(Items from a dataset)
□ □ □ □
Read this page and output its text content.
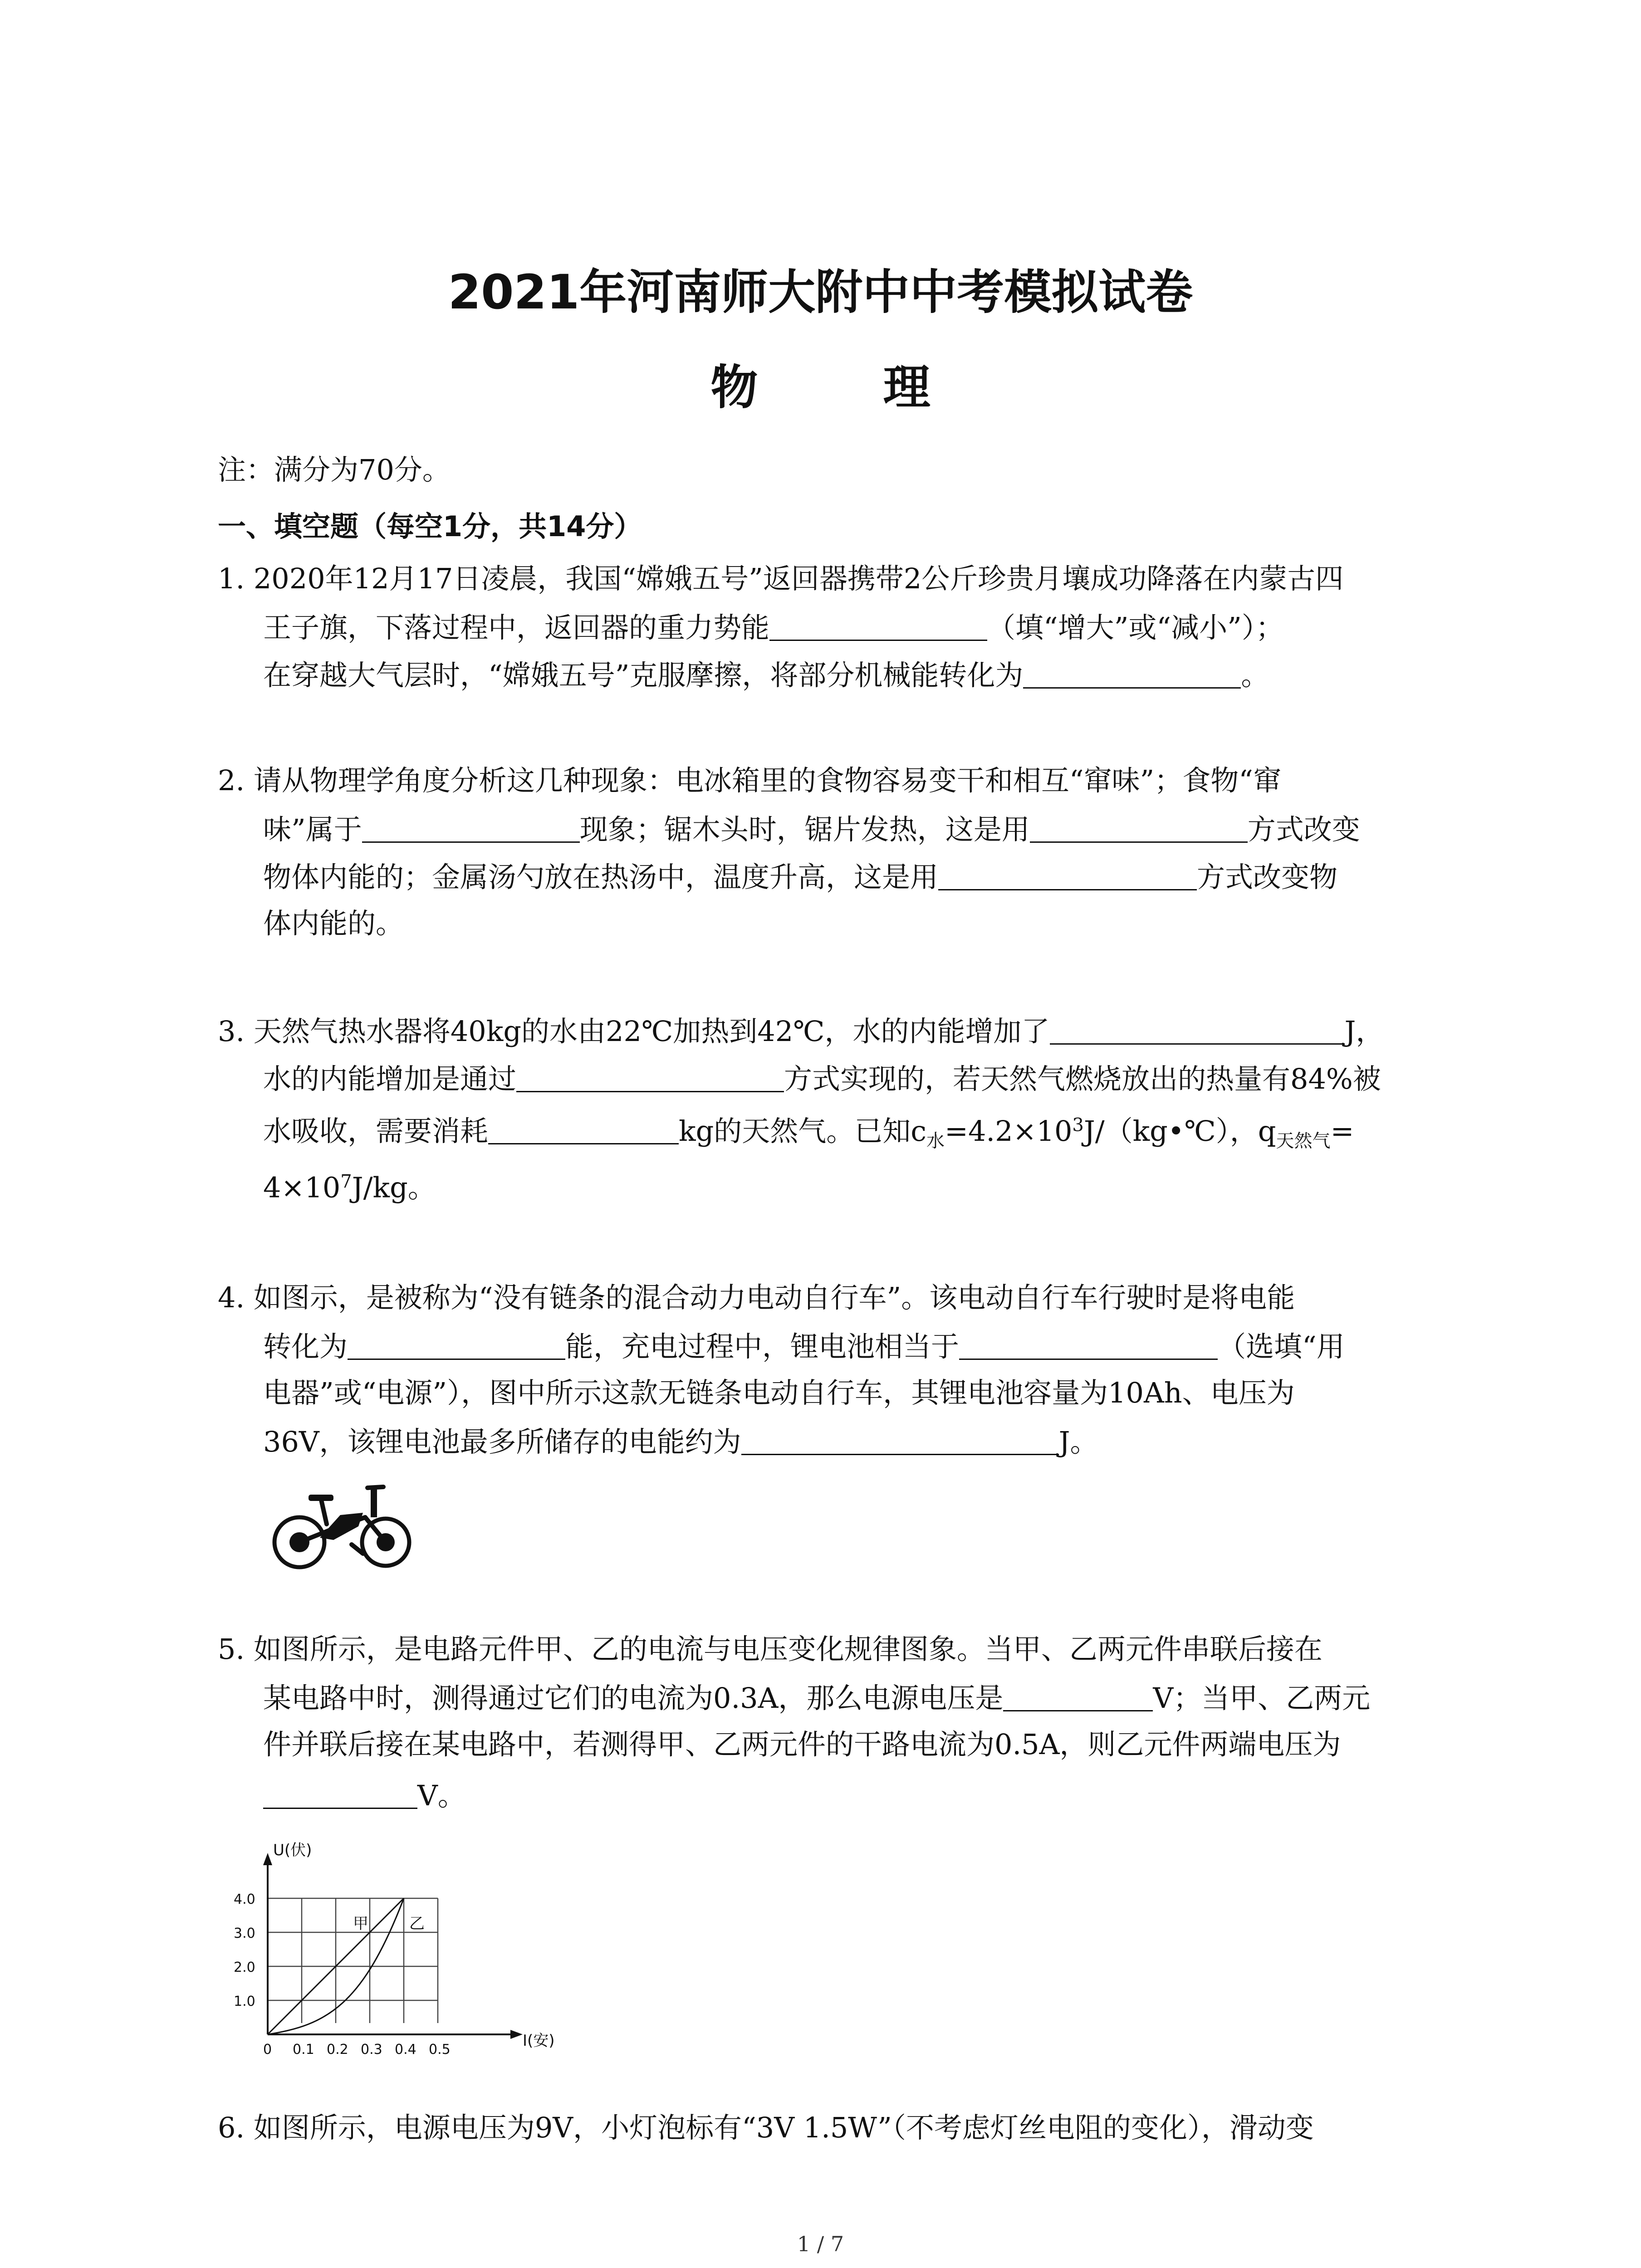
2021年河南师大附中中考模拟试卷
物 理
注：满分为70分。
一、填空题（每空1分，共14分）
1. 2020年12月17日凌晨，我国“嫦娥五号”返回器携带2公斤珍贵月壤成功降落在内蒙古四
王子旗，下落过程中，返回器的重力势能	（填“增大”或“减小”）；
在穿越大气层时，“嫦娥五号”克服摩擦，将部分机械能转化为	。
2. 请从物理学角度分析这几种现象：电冰箱里的食物容易变干和相互“窜味”；食物“窜
味”属于	现象；锯木头时，锯片发热，这是用	方式改变
物体内能的；金属汤勺放在热汤中，温度升高，这是用	方式改变物
体内能的。
3. 天然气热水器将40kg的水由22℃加热到42℃，水的内能增加了	J，
水的内能增加是通过	方式实现的，若天然气燃烧放出的热量有84%被
水吸收，需要消耗	kg的天然气。已知$c_水=4.2\times 10^3J/(kg•℃)$，$q_{天然气}=$
$4\times 10^7J/kg$。
4. 如图示，是被称为“没有链条的混合动力电动自行车”。该电动自行车行驶时是将电能
转化为	能，充电过程中，锂电池相当于	（选填“用
电器”或“电源”），图中所示这款无链条电动自行车，其锂电池容量为10Ah、电压为
36V，该锂电池最多所储存的电能约为	J。
5. 如图所示，是电路元件甲、乙的电流与电压变化规律图象。当甲、乙两元件串联后接在
某电路中时，测得通过它们的电流为0.3A，那么电源电压是	V；当甲、乙两元
件并联后接在某电路中，若测得甲、乙两元件的干路电流为0.5A，则乙元件两端电压为
V。
U(伏)
I(安)
4.0
3.0
2.0
1.0
0 0.1 0.2 0.3 0.4 0.5
甲	乙
6. 如图所示，电源电压为9V，小灯泡标有“3V 1.5W”（不考虑灯丝电阻的变化），滑动变
1 / 7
□ □ □ □
* [Exercise aim]: Copy out the records above in full, exactly as written, but not the pictures.

* [Finished exercise]:
Read this page and output its text content.
2021年河南师大附中中考模拟试卷
物 理
注：满分为70分。
一、填空题（每空1分，共14分）
1. 2020年12月17日凌晨，我国“嫦娥五号”返回器携带2公斤珍贵月壤成功降落在内蒙古四
王子旗，下落过程中，返回器的重力势能	（填“增大”或“减小”）；
在穿越大气层时，“嫦娥五号”克服摩擦，将部分机械能转化为	。
2. 请从物理学角度分析这几种现象：电冰箱里的食物容易变干和相互“窜味”；食物“窜
味”属于	现象；锯木头时，锯片发热，这是用	方式改变
物体内能的；金属汤勺放在热汤中，温度升高，这是用	方式改变物
体内能的。
3. 天然气热水器将40kg的水由22℃加热到42℃，水的内能增加了	J，
水的内能增加是通过	方式实现的，若天然气燃烧放出的热量有84%被
水吸收，需要消耗	kg的天然气。已知$c_水=4.2\times 10^3J/(kg•℃)$，$q_{天然气}=$
$4\times 10^7J/kg$。
4. 如图示，是被称为“没有链条的混合动力电动自行车”。该电动自行车行驶时是将电能
转化为	能，充电过程中，锂电池相当于	（选填“用
电器”或“电源”），图中所示这款无链条电动自行车，其锂电池容量为10Ah、电压为
36V，该锂电池最多所储存的电能约为	J。
5. 如图所示，是电路元件甲、乙的电流与电压变化规律图象。当甲、乙两元件串联后接在
某电路中时，测得通过它们的电流为0.3A，那么电源电压是	V；当甲、乙两元
件并联后接在某电路中，若测得甲、乙两元件的干路电流为0.5A，则乙元件两端电压为
V。
U(伏)
I(安)
4.0
3.0
2.0
1.0
0 0.1 0.2 0.3 0.4 0.5
甲	乙
6. 如图所示，电源电压为9V，小灯泡标有“3V 1.5W”（不考虑灯丝电阻的变化），滑动变
1 / 7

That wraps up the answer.